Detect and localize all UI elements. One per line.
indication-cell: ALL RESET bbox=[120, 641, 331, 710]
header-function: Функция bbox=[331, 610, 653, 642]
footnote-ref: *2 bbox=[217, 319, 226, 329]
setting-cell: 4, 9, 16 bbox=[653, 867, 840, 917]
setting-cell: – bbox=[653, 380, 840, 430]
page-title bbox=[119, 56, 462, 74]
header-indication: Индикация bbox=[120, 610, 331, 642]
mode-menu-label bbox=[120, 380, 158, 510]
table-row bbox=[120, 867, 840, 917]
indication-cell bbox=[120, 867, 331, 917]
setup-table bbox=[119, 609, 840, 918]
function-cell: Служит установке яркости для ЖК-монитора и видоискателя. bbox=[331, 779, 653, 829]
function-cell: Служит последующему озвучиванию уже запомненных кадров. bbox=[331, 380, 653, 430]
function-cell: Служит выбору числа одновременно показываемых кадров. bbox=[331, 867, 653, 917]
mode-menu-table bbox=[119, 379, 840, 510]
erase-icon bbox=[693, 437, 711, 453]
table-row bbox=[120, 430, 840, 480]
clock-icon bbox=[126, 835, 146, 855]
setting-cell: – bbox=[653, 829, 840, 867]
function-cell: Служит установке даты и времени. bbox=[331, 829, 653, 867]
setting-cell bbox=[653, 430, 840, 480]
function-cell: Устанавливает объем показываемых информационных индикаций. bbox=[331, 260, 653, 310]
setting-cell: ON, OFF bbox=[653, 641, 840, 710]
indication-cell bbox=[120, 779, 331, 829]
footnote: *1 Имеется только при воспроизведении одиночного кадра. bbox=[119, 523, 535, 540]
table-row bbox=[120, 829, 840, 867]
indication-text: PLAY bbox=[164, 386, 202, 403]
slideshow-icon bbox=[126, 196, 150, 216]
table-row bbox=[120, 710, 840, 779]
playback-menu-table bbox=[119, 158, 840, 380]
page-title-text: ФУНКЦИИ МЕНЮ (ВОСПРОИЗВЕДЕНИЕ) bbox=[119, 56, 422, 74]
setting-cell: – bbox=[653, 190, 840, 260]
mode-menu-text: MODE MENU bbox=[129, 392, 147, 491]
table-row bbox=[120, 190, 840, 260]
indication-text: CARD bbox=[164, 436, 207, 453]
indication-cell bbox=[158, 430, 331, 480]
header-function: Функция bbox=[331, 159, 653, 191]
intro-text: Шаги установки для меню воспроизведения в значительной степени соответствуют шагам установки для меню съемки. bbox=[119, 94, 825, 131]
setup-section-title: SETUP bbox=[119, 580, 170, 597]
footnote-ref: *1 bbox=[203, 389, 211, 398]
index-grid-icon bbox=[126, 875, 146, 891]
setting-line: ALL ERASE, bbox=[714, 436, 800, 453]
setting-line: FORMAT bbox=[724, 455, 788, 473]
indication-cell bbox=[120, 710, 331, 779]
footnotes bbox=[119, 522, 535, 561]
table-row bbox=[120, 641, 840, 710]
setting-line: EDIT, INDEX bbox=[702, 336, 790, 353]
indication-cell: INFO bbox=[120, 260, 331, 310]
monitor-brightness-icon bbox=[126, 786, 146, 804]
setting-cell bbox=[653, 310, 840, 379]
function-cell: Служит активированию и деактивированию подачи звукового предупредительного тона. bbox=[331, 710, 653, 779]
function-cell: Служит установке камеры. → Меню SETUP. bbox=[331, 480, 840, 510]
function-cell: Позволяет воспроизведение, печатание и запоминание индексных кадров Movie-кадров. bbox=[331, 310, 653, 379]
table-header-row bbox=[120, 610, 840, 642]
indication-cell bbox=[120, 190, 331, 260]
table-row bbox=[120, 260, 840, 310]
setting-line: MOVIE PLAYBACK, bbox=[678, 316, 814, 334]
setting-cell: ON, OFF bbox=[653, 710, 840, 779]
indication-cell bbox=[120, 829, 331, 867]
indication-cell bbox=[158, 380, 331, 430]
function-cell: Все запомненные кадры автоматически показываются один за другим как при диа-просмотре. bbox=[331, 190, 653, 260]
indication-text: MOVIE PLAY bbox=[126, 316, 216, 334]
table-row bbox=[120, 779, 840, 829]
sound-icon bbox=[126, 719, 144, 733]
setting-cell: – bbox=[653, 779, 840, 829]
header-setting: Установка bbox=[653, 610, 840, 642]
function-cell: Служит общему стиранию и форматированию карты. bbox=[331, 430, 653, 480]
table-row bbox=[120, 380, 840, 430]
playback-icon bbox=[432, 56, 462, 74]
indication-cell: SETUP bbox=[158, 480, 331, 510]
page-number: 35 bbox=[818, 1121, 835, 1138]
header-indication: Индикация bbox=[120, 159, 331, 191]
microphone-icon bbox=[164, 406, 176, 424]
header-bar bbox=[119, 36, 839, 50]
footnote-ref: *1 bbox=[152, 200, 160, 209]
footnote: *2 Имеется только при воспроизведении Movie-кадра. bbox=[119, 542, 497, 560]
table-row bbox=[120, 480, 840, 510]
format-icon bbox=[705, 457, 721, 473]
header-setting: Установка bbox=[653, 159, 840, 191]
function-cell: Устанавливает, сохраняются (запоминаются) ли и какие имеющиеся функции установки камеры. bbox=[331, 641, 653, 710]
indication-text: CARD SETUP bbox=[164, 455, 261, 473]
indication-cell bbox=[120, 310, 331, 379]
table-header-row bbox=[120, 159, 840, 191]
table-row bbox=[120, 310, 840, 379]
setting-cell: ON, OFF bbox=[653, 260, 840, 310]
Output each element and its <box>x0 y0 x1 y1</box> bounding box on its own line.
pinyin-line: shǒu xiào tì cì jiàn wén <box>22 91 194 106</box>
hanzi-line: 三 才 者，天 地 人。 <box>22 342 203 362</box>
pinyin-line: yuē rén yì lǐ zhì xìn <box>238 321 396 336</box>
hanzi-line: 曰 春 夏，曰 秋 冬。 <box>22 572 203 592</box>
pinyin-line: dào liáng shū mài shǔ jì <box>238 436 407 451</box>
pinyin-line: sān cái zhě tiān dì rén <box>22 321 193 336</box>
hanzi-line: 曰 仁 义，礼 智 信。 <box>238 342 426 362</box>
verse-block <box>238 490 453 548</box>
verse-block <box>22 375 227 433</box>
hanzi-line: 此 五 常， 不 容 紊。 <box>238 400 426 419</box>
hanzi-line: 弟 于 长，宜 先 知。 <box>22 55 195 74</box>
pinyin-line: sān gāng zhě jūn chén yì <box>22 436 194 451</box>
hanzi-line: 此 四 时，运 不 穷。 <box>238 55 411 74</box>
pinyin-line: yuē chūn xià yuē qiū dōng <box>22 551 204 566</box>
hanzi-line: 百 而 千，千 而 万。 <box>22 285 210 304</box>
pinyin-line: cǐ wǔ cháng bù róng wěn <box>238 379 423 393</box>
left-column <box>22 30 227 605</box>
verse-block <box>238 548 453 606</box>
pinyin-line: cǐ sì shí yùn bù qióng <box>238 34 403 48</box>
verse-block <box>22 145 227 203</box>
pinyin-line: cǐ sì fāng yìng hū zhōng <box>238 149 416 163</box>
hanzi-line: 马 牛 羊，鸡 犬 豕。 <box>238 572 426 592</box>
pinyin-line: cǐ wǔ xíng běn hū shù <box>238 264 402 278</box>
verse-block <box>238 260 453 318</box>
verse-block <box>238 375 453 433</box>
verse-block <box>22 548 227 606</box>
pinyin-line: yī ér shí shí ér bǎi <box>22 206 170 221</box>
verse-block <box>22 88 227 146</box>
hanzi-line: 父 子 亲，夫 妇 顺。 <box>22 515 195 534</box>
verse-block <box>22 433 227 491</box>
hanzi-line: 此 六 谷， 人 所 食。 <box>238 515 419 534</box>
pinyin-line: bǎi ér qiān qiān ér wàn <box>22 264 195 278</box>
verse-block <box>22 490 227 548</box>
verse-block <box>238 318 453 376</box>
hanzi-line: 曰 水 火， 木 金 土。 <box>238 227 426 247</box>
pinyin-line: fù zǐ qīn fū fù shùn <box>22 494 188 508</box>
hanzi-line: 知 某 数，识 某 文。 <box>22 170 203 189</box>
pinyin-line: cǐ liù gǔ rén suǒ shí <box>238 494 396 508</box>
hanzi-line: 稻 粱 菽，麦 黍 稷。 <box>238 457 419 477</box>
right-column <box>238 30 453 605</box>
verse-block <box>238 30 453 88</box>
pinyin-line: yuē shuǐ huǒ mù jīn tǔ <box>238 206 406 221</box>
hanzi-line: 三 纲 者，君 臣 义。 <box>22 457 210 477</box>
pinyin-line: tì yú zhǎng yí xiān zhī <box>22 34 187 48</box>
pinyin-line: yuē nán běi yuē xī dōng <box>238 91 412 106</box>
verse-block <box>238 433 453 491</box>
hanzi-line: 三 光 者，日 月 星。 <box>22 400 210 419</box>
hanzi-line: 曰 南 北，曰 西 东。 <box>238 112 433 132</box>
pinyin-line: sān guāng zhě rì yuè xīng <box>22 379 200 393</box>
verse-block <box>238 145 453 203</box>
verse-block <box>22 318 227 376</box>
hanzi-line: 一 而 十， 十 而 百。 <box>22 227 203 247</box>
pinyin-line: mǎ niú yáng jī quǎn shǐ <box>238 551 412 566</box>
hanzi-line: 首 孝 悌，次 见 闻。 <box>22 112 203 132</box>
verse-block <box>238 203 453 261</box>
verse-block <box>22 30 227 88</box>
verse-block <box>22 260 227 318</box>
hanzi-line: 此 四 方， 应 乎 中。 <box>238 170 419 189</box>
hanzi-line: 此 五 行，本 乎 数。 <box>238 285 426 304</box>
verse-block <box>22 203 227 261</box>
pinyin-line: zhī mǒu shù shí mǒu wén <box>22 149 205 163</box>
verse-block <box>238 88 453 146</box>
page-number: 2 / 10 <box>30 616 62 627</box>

◆ What needs to be done
Reproduce the data verbatim, starting at its first line and ending after the line that contains "function-cell: Служит установке яркости", inclusive.

◆ Task response
Detect and localize all UI elements. One per line.
indication-cell: ALL RESET bbox=[120, 641, 331, 710]
header-function: Функция bbox=[331, 610, 653, 642]
footnote-ref: *2 bbox=[217, 319, 226, 329]
setting-cell: 4, 9, 16 bbox=[653, 867, 840, 917]
setting-cell: – bbox=[653, 380, 840, 430]
page-title bbox=[119, 56, 462, 74]
header-indication: Индикация bbox=[120, 610, 331, 642]
mode-menu-label bbox=[120, 380, 158, 510]
table-row bbox=[120, 867, 840, 917]
indication-cell bbox=[120, 867, 331, 917]
setup-table bbox=[119, 609, 840, 918]
function-cell: Служит установке яркости для ЖК-монитора и видоискателя. bbox=[331, 779, 653, 829]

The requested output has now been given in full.